··· Supplied material ···

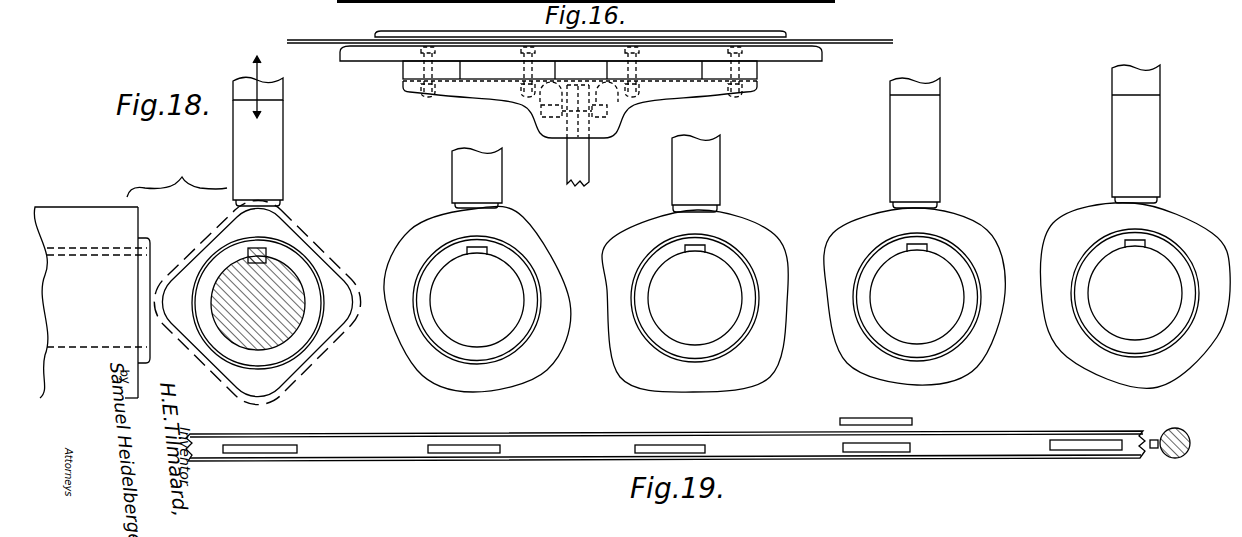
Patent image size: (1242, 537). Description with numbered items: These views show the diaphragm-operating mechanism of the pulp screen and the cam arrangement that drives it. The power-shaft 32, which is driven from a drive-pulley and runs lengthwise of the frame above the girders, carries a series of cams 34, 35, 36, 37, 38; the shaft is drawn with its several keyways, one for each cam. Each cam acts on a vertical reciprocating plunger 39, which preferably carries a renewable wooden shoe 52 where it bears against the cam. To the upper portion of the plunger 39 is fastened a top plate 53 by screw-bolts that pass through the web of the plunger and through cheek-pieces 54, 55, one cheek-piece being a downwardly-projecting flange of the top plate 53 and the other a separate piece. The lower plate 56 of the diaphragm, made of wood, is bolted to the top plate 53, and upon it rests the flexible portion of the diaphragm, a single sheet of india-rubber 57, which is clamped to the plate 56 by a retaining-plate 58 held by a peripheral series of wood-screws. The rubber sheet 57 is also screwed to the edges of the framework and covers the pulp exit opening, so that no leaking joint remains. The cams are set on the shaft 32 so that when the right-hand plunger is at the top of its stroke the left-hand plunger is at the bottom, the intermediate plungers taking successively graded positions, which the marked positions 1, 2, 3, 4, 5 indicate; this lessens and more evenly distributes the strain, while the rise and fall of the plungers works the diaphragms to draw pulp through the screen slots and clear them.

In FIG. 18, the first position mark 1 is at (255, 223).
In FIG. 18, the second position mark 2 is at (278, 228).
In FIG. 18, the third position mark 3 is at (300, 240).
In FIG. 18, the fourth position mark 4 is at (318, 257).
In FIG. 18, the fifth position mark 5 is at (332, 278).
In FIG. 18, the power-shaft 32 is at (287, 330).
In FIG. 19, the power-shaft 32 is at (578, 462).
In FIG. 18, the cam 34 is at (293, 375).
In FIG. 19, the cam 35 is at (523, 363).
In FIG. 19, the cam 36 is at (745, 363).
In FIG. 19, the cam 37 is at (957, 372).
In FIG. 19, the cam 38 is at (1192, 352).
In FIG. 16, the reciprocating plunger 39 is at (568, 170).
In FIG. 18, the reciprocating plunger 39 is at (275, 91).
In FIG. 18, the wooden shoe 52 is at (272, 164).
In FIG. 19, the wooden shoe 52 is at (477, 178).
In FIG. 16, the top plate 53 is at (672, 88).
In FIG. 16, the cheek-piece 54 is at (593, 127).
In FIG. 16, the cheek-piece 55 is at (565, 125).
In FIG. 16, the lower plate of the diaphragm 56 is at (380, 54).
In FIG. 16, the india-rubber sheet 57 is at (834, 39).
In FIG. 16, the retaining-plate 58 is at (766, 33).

···
··· Supplied material ···

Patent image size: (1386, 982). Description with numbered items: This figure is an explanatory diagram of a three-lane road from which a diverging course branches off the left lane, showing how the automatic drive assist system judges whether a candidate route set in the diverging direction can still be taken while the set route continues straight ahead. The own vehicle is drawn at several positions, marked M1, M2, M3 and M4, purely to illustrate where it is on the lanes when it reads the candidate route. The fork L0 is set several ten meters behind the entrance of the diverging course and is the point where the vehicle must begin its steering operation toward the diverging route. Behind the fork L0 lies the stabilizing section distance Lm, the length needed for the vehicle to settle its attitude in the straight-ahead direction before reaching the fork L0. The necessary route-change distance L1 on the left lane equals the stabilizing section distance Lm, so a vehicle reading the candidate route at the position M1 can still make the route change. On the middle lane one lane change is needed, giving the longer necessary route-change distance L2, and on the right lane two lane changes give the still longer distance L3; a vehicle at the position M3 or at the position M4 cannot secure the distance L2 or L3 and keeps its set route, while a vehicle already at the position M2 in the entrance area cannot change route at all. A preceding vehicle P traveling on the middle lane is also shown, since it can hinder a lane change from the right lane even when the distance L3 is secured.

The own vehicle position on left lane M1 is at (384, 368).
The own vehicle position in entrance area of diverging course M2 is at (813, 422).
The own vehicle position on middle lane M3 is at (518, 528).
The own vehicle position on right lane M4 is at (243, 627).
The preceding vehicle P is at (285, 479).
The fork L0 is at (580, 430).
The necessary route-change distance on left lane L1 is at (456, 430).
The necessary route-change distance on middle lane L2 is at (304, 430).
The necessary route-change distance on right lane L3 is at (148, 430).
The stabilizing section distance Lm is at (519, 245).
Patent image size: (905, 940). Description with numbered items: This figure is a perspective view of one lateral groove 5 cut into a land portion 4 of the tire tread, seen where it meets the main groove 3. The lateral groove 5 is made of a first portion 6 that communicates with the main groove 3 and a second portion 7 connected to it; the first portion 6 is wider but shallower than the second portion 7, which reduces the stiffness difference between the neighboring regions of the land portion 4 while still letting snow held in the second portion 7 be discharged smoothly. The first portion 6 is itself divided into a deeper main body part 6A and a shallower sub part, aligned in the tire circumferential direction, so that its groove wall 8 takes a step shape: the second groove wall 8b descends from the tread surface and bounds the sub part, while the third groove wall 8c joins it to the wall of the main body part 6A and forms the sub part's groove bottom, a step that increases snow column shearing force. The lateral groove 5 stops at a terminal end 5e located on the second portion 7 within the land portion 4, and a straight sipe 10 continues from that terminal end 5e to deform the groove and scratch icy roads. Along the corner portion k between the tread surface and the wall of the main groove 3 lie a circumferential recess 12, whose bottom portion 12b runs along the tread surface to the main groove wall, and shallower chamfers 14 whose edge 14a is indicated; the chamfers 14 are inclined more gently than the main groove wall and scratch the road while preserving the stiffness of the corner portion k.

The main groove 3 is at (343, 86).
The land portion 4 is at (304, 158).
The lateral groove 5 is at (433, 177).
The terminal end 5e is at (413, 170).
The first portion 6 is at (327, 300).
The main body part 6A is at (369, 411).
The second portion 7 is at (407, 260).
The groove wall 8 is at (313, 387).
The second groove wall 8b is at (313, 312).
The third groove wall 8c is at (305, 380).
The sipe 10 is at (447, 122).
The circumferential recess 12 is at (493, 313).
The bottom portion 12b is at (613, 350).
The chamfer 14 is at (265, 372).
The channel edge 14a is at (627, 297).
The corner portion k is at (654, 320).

···
··· Supplied material ···

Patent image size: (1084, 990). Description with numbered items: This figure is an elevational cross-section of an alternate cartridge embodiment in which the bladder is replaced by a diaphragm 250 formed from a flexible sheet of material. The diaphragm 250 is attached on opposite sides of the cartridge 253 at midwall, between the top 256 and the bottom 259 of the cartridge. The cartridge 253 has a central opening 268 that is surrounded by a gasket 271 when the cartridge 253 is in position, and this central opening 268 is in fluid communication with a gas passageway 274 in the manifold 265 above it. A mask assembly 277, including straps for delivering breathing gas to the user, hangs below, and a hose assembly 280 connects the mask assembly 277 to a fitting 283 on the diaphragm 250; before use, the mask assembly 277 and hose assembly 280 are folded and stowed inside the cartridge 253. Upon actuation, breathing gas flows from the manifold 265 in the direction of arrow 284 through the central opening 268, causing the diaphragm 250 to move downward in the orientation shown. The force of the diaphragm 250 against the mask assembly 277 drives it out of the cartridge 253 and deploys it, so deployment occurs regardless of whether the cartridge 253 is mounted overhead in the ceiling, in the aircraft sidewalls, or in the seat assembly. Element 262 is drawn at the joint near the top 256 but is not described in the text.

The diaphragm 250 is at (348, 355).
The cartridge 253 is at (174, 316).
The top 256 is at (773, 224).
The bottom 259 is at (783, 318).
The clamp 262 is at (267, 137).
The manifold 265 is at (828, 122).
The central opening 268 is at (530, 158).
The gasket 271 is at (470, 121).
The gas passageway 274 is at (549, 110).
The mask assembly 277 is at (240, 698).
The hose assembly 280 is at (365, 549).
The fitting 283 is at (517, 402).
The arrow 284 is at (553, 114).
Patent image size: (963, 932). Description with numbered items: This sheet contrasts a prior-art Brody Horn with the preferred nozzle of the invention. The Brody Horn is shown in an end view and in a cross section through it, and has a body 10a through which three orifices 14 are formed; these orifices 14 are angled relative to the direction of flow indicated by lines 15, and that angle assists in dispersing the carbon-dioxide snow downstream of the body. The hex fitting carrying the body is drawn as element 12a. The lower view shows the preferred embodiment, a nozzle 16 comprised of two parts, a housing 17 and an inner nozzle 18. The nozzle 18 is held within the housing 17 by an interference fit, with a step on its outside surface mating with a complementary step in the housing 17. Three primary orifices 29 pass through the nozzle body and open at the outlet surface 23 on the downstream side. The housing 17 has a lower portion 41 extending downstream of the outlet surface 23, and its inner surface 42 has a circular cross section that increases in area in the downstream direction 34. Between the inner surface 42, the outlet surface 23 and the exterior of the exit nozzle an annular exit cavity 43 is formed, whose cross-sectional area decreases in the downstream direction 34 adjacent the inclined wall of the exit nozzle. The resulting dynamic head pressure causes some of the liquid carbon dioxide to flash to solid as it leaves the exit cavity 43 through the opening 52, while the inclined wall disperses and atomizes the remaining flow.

···

What you will do
Please extract each line of the material above that contains the word "third". Case counts.

Response to the exercise
In FIG. 18, the third position mark 3 is at (300, 240).
Patent image size: (905, 940). Description with numbered items: This figure is a perspective view of one lateral groove 5 cut into a land portion 4 of the tire tread, seen where it meets the main groove 3. The lateral groove 5 is made of a first portion 6 that communicates with the main groove 3 and a second portion 7 connected to it; the first portion 6 is wider but shallower than the second portion 7, which reduces the stiffness difference between the neighboring regions of the land portion 4 while still letting snow held in the second portion 7 be discharged smoothly. The first portion 6 is itself divided into a deeper main body part 6A and a shallower sub part, aligned in the tire circumferential direction, so that its groove wall 8 takes a step shape: the second groove wall 8b descends from the tread surface and bounds the sub part, while the third groove wall 8c joins it to the wall of the main body part 6A and forms the sub part's groove bottom, a step that increases snow column shearing force. The lateral groove 5 stops at a terminal end 5e located on the second portion 7 within the land portion 4, and a straight sipe 10 continues from that terminal end 5e to deform the groove and scratch icy roads. Along the corner portion k between the tread surface and the wall of the main groove 3 lie a circumferential recess 12, whose bottom portion 12b runs along the tread surface to the main groove wall, and shallower chamfers 14 whose edge 14a is indicated; the chamfers 14 are inclined more gently than the main groove wall and scratch the road while preserving the stiffness of the corner portion k.
The third groove wall 8c is at (305, 380).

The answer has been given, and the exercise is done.